▶ _GOAL OF THE EXERCISE_: Copy out each line in the material below that has the word "Banner".

○ ○ ○ ○

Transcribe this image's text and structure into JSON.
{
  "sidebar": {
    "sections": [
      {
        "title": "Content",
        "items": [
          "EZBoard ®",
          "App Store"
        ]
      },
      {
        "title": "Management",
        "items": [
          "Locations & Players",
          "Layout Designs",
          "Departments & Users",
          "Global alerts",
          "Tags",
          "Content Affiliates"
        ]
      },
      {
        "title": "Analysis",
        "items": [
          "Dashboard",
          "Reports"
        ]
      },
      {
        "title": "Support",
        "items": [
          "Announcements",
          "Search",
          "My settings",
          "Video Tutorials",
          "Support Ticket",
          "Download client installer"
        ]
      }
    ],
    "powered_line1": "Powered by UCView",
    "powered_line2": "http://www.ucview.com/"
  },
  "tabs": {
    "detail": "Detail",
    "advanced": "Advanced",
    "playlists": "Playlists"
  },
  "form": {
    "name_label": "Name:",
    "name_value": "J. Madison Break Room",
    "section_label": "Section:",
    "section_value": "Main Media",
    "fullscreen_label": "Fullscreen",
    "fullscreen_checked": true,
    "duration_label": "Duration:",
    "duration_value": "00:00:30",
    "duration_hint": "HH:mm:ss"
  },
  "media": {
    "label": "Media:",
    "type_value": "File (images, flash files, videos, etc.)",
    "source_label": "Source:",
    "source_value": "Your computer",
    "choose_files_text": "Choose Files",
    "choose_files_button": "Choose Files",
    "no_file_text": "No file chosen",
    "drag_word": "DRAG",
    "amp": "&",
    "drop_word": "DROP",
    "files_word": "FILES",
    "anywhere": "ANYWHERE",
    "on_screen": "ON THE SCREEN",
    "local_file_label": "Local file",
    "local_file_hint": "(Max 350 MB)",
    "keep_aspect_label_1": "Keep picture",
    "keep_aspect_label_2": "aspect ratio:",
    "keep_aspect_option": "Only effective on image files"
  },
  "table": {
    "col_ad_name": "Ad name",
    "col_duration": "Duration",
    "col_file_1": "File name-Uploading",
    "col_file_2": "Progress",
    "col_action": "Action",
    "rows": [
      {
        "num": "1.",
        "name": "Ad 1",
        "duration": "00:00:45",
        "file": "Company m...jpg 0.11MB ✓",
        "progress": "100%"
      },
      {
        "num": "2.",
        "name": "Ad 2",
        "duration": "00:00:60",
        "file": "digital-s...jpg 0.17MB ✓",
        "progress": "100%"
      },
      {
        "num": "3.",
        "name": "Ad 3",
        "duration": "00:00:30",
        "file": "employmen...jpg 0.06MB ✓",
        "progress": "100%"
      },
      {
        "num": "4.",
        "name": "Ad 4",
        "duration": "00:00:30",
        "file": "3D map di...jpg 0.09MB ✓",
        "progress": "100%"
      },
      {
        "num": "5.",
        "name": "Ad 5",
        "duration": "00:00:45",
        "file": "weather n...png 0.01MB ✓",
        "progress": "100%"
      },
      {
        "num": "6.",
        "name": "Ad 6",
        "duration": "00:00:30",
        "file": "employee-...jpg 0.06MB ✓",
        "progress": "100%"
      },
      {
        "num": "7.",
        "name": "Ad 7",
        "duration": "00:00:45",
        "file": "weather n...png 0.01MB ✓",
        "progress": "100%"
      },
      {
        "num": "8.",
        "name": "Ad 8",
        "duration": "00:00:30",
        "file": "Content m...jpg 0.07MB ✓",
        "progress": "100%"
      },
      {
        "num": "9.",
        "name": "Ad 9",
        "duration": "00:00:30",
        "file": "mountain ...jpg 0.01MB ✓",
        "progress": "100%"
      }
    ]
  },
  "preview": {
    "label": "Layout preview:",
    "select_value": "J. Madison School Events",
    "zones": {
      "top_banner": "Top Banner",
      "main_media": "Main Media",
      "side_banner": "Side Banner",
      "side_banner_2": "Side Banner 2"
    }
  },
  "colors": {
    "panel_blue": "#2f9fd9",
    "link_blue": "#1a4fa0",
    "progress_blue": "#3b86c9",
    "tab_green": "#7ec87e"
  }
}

○ ○ ○ ○

▶ _EXERCISE OUTPUT_:
      "top_banner": "Top Banner",
      "side_banner": "Side Banner",
      "side_banner_2": "Side Banner 2"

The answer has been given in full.